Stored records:
▬▬▬▬▬▬

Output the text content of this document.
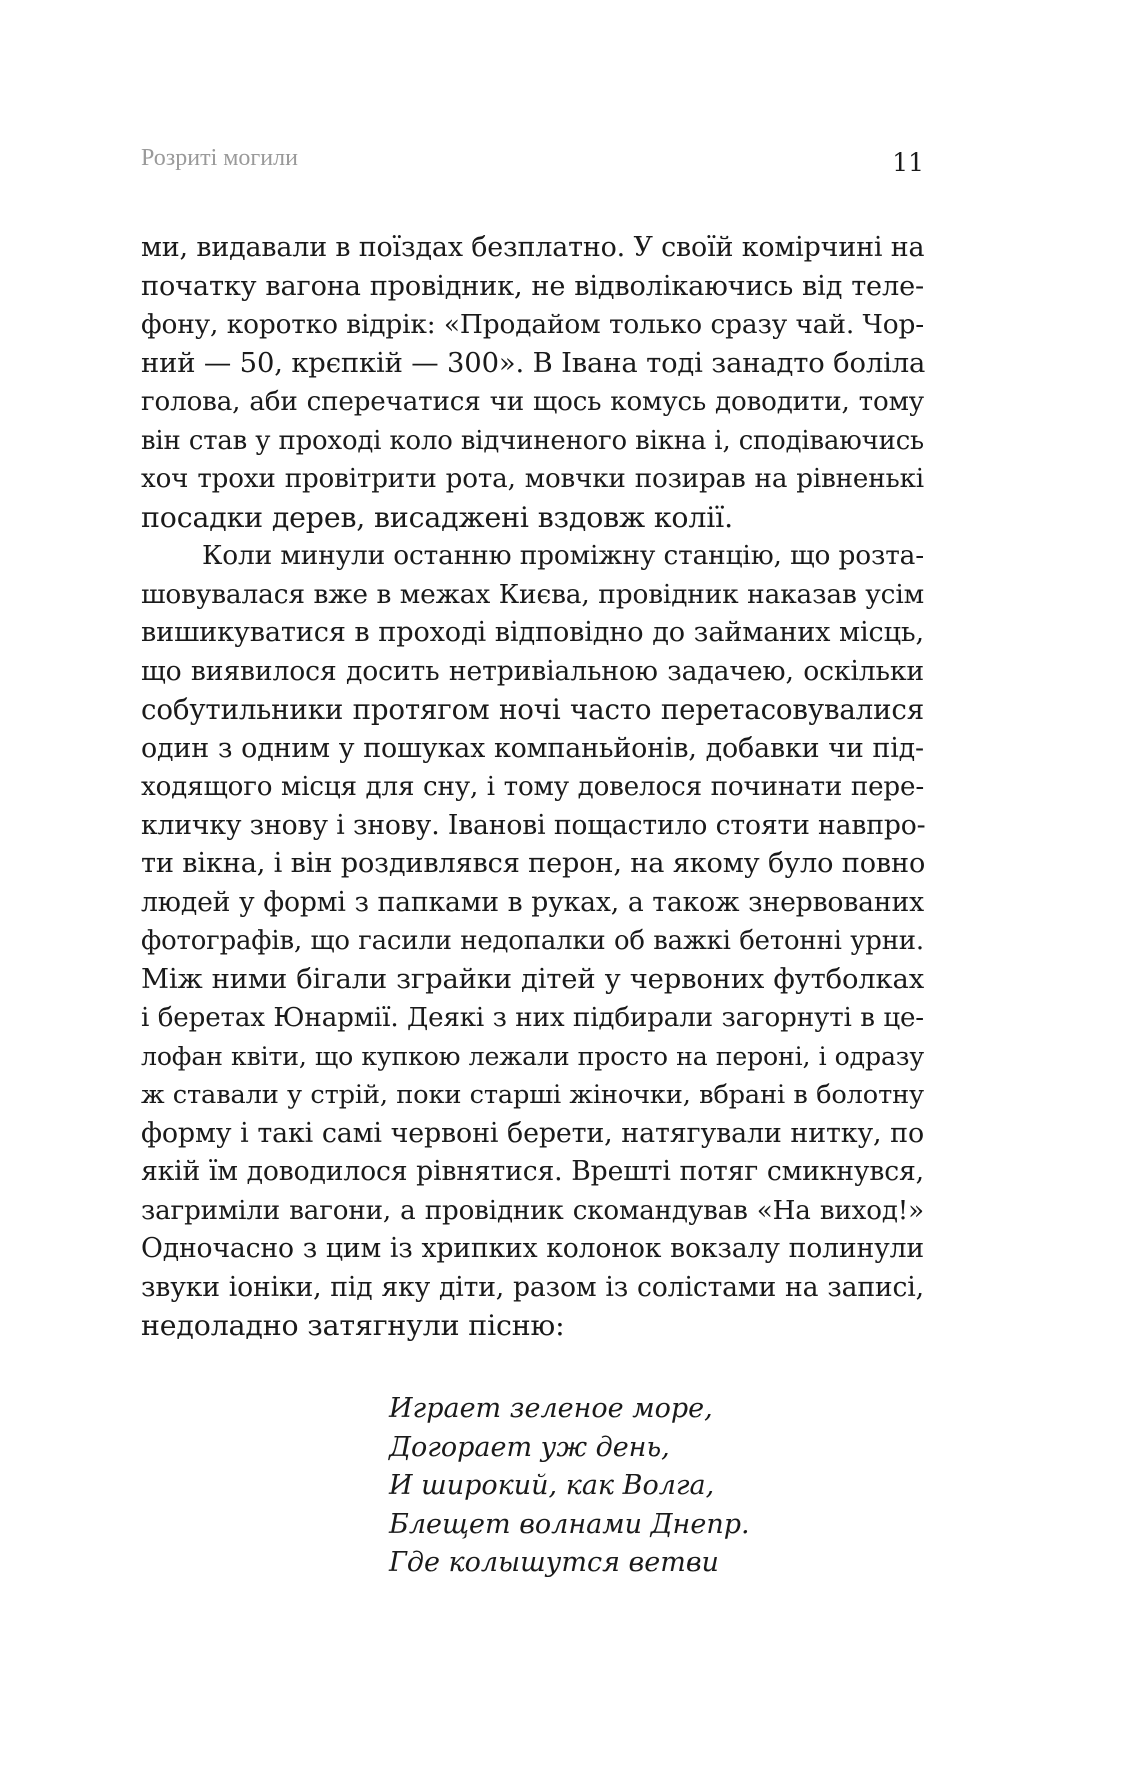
Розриті могили	11
ми, видавали в поїздах безплатно. У своїй комірчині на
початку вагона провідник, не відволікаючись від теле-
фону, коротко відрік: «Продайом только сразу чай. Чор-
ний — 50, крєпкій — 300». В Івана тоді занадто боліла
голова, аби сперечатися чи щось комусь доводити, тому
він став у проході коло відчиненого вікна і, сподіваючись
хоч трохи провітрити рота, мовчки позирав на рівненькі
посадки дерев, висаджені вздовж колії.
Коли минули останню проміжну станцію, що розта-
шовувалася вже в межах Києва, провідник наказав усім
вишикуватися в проході відповідно до займаних місць,
що виявилося досить нетривіальною задачею, оскільки
собутильники протягом ночі часто перетасовувалися
один з одним у пошуках компаньйонів, добавки чи під-
ходящого місця для сну, і тому довелося починати пере-
кличку знову і знову. Іванові пощастило стояти навпро-
ти вікна, і він роздивлявся перон, на якому було повно
людей у формі з папками в руках, а також знервованих
фотографів, що гасили недопалки об важкі бетонні урни.
Між ними бігали зграйки дітей у червоних футболках
і беретах Юнармії. Деякі з них підбирали загорнуті в це-
лофан квіти, що купкою лежали просто на пероні, і одразу
ж ставали у стрій, поки старші жіночки, вбрані в болотну
форму і такі самі червоні берети, натягували нитку, по
якій їм доводилося рівнятися. Врешті потяг смикнувся,
загриміли вагони, а провідник скомандував «На виход!»
Одночасно з цим із хрипких колонок вокзалу полинули
звуки іоніки, під яку діти, разом із солістами на записі,
недоладно затягнули пісню:
Играет зеленое море,
Догорает уж день,
И широкий, как Волга,
Блещет волнами Днепр.
Где колышутся ветви
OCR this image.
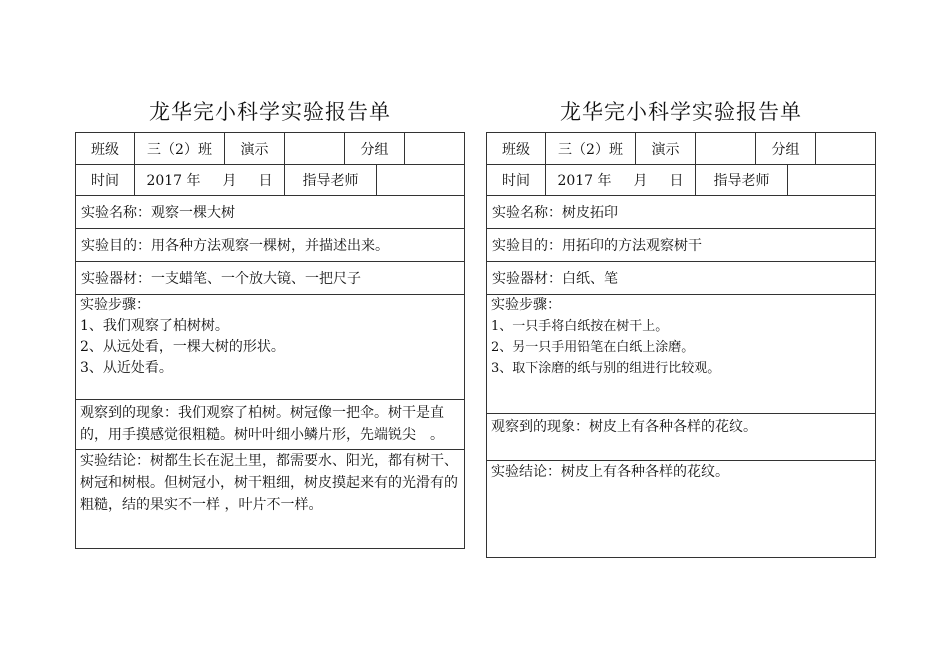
龙华完小科学实验报告单
班级	三（2）班	演示	分组
时间	2017 年 月 日	指导老师
实验名称：观察一棵大树
实验目的：用各种方法观察一棵树，并描述出来。
实验器材：一支蜡笔、一个放大镜、一把尺子
实验步骤：
1、我们观察了柏树树。
2、从远处看，一棵大树的形状。
3、从近处看。
观察到的现象：我们观察了柏树。树冠像一把伞。树干是直的，用手摸感觉很粗糙。树叶叶细小鳞片形，先端锐尖　。
实验结论：树都生长在泥土里，都需要水、阳光，都有树干、树冠和树根。但树冠小，树干粗细，树皮摸起来有的光滑有的粗糙，结的果实不一样 ，叶片不一样。
龙华完小科学实验报告单
班级	三（2）班	演示	分组
时间	2017 年 月 日	指导老师
实验名称：树皮拓印
实验目的：用拓印的方法观察树干
实验器材：白纸、笔
实验步骤：
1、一只手将白纸按在树干上。
2、另一只手用铅笔在白纸上涂磨。
3、取下涂磨的纸与别的组进行比较观。
观察到的现象：树皮上有各种各样的花纹。
实验结论：树皮上有各种各样的花纹。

▬▬▬▬▬▬

**Objective**
Determine the number of lines in the records that include the string "провідник", and respond with that number only.

**Full output**
3